Direction
Reproduce all the lines exactly as they stand, apart from the pictures.

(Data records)
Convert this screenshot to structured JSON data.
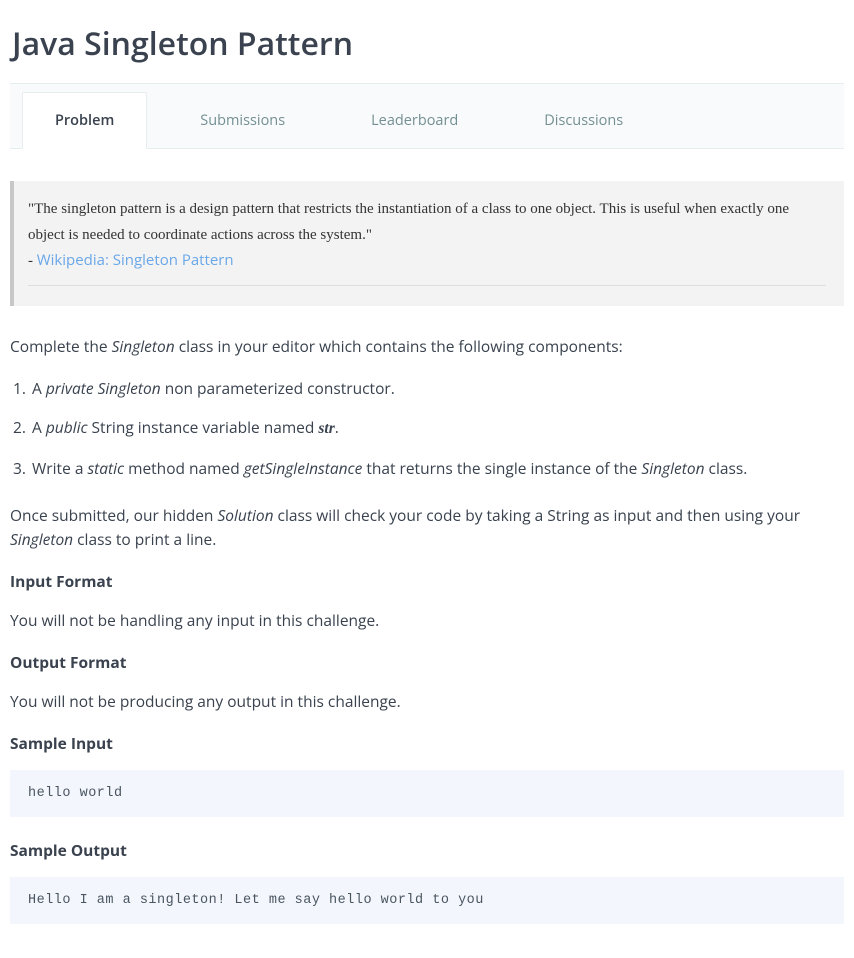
{
  "title": "Java Singleton Pattern",
  "tabs": [
    {
      "label": "Problem",
      "active": true
    },
    {
      "label": "Submissions",
      "active": false
    },
    {
      "label": "Leaderboard",
      "active": false
    },
    {
      "label": "Discussions",
      "active": false
    }
  ],
  "quote": {
    "text": "\"The singleton pattern is a design pattern that restricts the instantiation of a class to one object. This is useful when exactly one object is needed to coordinate actions across the system.\"",
    "source_prefix": "- ",
    "source_link_text": "Wikipedia: Singleton Pattern"
  },
  "intro": {
    "pre": "Complete the ",
    "italic": "Singleton",
    "post": " class in your editor which contains the following components:"
  },
  "list": [
    {
      "pre": "A ",
      "italic": "private Singleton",
      "post": " non parameterized constructor."
    },
    {
      "pre": "A ",
      "italic": "public",
      "mid": " String instance variable named ",
      "bold": "str",
      "post": "."
    },
    {
      "pre": "Write a ",
      "italic1": "static",
      "mid1": " method named ",
      "italic2": "getSingleInstance",
      "mid2": " that returns the single instance of the ",
      "italic3": "Singleton",
      "post": " class."
    }
  ],
  "outro": {
    "pre": "Once submitted, our hidden ",
    "italic1": "Solution",
    "mid": " class will check your code by taking a String as input and then using your ",
    "italic2": "Singleton",
    "post": " class to print a line."
  },
  "sections": {
    "input_format_head": "Input Format",
    "input_format_body": "You will not be handling any input in this challenge.",
    "output_format_head": "Output Format",
    "output_format_body": "You will not be producing any output in this challenge.",
    "sample_input_head": "Sample Input",
    "sample_input_code": "hello world",
    "sample_output_head": "Sample Output",
    "sample_output_code": "Hello I am a singleton! Let me say hello world to you"
  }
}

Written answer
Convert this screenshot to structured JSON data.
{
  "title": "Java Singleton Pattern",
  "tabs": [
    {
      "label": "Problem",
      "active": true
    },
    {
      "label": "Submissions",
      "active": false
    },
    {
      "label": "Leaderboard",
      "active": false
    },
    {
      "label": "Discussions",
      "active": false
    }
  ],
  "quote": {
    "text": "\"The singleton pattern is a design pattern that restricts the instantiation of a class to one object. This is useful when exactly one object is needed to coordinate actions across the system.\"",
    "source_prefix": "- ",
    "source_link_text": "Wikipedia: Singleton Pattern"
  },
  "intro": {
    "pre": "Complete the ",
    "italic": "Singleton",
    "post": " class in your editor which contains the following components:"
  },
  "list": [
    {
      "pre": "A ",
      "italic": "private Singleton",
      "post": " non parameterized constructor."
    },
    {
      "pre": "A ",
      "italic": "public",
      "mid": " String instance variable named ",
      "bold": "str",
      "post": "."
    },
    {
      "pre": "Write a ",
      "italic1": "static",
      "mid1": " method named ",
      "italic2": "getSingleInstance",
      "mid2": " that returns the single instance of the ",
      "italic3": "Singleton",
      "post": " class."
    }
  ],
  "outro": {
    "pre": "Once submitted, our hidden ",
    "italic1": "Solution",
    "mid": " class will check your code by taking a String as input and then using your ",
    "italic2": "Singleton",
    "post": " class to print a line."
  },
  "sections": {
    "input_format_head": "Input Format",
    "input_format_body": "You will not be handling any input in this challenge.",
    "output_format_head": "Output Format",
    "output_format_body": "You will not be producing any output in this challenge.",
    "sample_input_head": "Sample Input",
    "sample_input_code": "hello world",
    "sample_output_head": "Sample Output",
    "sample_output_code": "Hello I am a singleton! Let me say hello world to you"
  }
}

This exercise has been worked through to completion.